• **Work to do**
Every entry needs to be printed exactly, please.
**** Record list ****
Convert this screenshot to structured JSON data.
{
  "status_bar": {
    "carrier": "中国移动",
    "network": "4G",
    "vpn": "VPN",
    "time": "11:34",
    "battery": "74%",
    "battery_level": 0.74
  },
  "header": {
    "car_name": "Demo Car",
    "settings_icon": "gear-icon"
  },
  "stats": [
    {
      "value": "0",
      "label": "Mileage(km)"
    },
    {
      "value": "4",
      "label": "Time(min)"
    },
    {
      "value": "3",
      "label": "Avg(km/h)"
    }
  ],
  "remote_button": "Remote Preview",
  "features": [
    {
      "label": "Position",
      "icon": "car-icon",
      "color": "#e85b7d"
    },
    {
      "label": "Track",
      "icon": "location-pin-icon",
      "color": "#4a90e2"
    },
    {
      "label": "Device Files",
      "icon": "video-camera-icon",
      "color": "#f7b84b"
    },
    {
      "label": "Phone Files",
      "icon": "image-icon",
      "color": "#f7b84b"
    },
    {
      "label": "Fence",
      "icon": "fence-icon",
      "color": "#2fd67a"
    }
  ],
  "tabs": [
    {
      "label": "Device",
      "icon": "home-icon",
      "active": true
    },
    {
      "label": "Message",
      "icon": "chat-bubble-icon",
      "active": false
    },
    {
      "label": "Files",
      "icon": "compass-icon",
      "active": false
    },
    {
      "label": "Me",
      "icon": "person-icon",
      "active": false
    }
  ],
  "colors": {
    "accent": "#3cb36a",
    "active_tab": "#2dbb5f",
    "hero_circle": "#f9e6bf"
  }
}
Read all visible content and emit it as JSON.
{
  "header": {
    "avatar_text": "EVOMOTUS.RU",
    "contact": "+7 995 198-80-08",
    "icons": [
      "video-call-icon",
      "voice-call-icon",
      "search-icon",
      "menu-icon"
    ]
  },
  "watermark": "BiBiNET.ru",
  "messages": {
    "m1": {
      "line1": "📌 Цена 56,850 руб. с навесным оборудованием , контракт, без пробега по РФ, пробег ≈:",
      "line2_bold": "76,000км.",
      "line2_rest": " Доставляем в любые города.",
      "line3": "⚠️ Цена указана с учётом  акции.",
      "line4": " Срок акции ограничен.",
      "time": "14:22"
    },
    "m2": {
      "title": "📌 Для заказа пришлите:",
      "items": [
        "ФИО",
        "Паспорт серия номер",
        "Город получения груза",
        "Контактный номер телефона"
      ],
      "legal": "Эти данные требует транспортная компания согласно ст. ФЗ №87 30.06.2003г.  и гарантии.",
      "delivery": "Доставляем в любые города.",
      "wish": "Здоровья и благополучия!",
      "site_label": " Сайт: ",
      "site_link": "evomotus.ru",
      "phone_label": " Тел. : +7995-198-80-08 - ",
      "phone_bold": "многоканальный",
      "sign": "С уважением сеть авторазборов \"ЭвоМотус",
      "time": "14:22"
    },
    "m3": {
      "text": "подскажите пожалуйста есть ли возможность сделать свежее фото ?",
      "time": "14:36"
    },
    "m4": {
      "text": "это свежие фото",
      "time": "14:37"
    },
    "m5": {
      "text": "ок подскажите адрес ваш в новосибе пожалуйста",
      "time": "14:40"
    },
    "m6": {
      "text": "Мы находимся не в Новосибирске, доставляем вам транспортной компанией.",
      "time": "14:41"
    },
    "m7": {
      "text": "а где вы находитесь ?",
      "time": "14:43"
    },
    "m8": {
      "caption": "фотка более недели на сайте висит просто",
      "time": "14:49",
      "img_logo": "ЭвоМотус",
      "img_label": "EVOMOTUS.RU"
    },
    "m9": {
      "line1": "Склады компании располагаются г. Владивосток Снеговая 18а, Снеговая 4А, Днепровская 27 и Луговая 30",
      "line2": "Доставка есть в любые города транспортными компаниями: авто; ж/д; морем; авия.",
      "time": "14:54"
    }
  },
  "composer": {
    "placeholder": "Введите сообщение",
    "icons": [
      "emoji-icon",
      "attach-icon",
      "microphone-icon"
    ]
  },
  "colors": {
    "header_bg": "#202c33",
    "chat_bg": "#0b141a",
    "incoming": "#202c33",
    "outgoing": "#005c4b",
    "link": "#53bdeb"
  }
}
****
• **Reply**
Convert this screenshot to structured JSON data.
{
  "status_bar": {
    "carrier": "中国移动",
    "network": "4G",
    "vpn": "VPN",
    "time": "11:34",
    "battery": "74%",
    "battery_level": 0.74
  },
  "header": {
    "car_name": "Demo Car",
    "settings_icon": "gear-icon"
  },
  "stats": [
    {
      "value": "0",
      "label": "Mileage(km)"
    },
    {
      "value": "4",
      "label": "Time(min)"
    },
    {
      "value": "3",
      "label": "Avg(km/h)"
    }
  ],
  "remote_button": "Remote Preview",
  "features": [
    {
      "label": "Position",
      "icon": "car-icon",
      "color": "#e85b7d"
    },
    {
      "label": "Track",
      "icon": "location-pin-icon",
      "color": "#4a90e2"
    },
    {
      "label": "Device Files",
      "icon": "video-camera-icon",
      "color": "#f7b84b"
    },
    {
      "label": "Phone Files",
      "icon": "image-icon",
      "color": "#f7b84b"
    },
    {
      "label": "Fence",
      "icon": "fence-icon",
      "color": "#2fd67a"
    }
  ],
  "tabs": [
    {
      "label": "Device",
      "icon": "home-icon",
      "active": true
    },
    {
      "label": "Message",
      "icon": "chat-bubble-icon",
      "active": false
    },
    {
      "label": "Files",
      "icon": "compass-icon",
      "active": false
    },
    {
      "label": "Me",
      "icon": "person-icon",
      "active": false
    }
  ],
  "colors": {
    "accent": "#3cb36a",
    "active_tab": "#2dbb5f",
    "hero_circle": "#f9e6bf"
  }
}
Read all visible content and emit it as JSON.
{
  "header": {
    "avatar_text": "EVOMOTUS.RU",
    "contact": "+7 995 198-80-08",
    "icons": [
      "video-call-icon",
      "voice-call-icon",
      "search-icon",
      "menu-icon"
    ]
  },
  "watermark": "BiBiNET.ru",
  "messages": {
    "m1": {
      "line1": "📌 Цена 56,850 руб. с навесным оборудованием , контракт, без пробега по РФ, пробег ≈:",
      "line2_bold": "76,000км.",
      "line2_rest": " Доставляем в любые города.",
      "line3": "⚠️ Цена указана с учётом  акции.",
      "line4": " Срок акции ограничен.",
      "time": "14:22"
    },
    "m2": {
      "title": "📌 Для заказа пришлите:",
      "items": [
        "ФИО",
        "Паспорт серия номер",
        "Город получения груза",
        "Контактный номер телефона"
      ],
      "legal": "Эти данные требует транспортная компания согласно ст. ФЗ №87 30.06.2003г.  и гарантии.",
      "delivery": "Доставляем в любые города.",
      "wish": "Здоровья и благополучия!",
      "site_label": " Сайт: ",
      "site_link": "evomotus.ru",
      "phone_label": " Тел. : +7995-198-80-08 - ",
      "phone_bold": "многоканальный",
      "sign": "С уважением сеть авторазборов \"ЭвоМотус",
      "time": "14:22"
    },
    "m3": {
      "text": "подскажите пожалуйста есть ли возможность сделать свежее фото ?",
      "time": "14:36"
    },
    "m4": {
      "text": "это свежие фото",
      "time": "14:37"
    },
    "m5": {
      "text": "ок подскажите адрес ваш в новосибе пожалуйста",
      "time": "14:40"
    },
    "m6": {
      "text": "Мы находимся не в Новосибирске, доставляем вам транспортной компанией.",
      "time": "14:41"
    },
    "m7": {
      "text": "а где вы находитесь ?",
      "time": "14:43"
    },
    "m8": {
      "caption": "фотка более недели на сайте висит просто",
      "time": "14:49",
      "img_logo": "ЭвоМотус",
      "img_label": "EVOMOTUS.RU"
    },
    "m9": {
      "line1": "Склады компании располагаются г. Владивосток Снеговая 18а, Снеговая 4А, Днепровская 27 и Луговая 30",
      "line2": "Доставка есть в любые города транспортными компаниями: авто; ж/д; морем; авия.",
      "time": "14:54"
    }
  },
  "composer": {
    "placeholder": "Введите сообщение",
    "icons": [
      "emoji-icon",
      "attach-icon",
      "microphone-icon"
    ]
  },
  "colors": {
    "header_bg": "#202c33",
    "chat_bg": "#0b141a",
    "incoming": "#202c33",
    "outgoing": "#005c4b",
    "link": "#53bdeb"
  }
}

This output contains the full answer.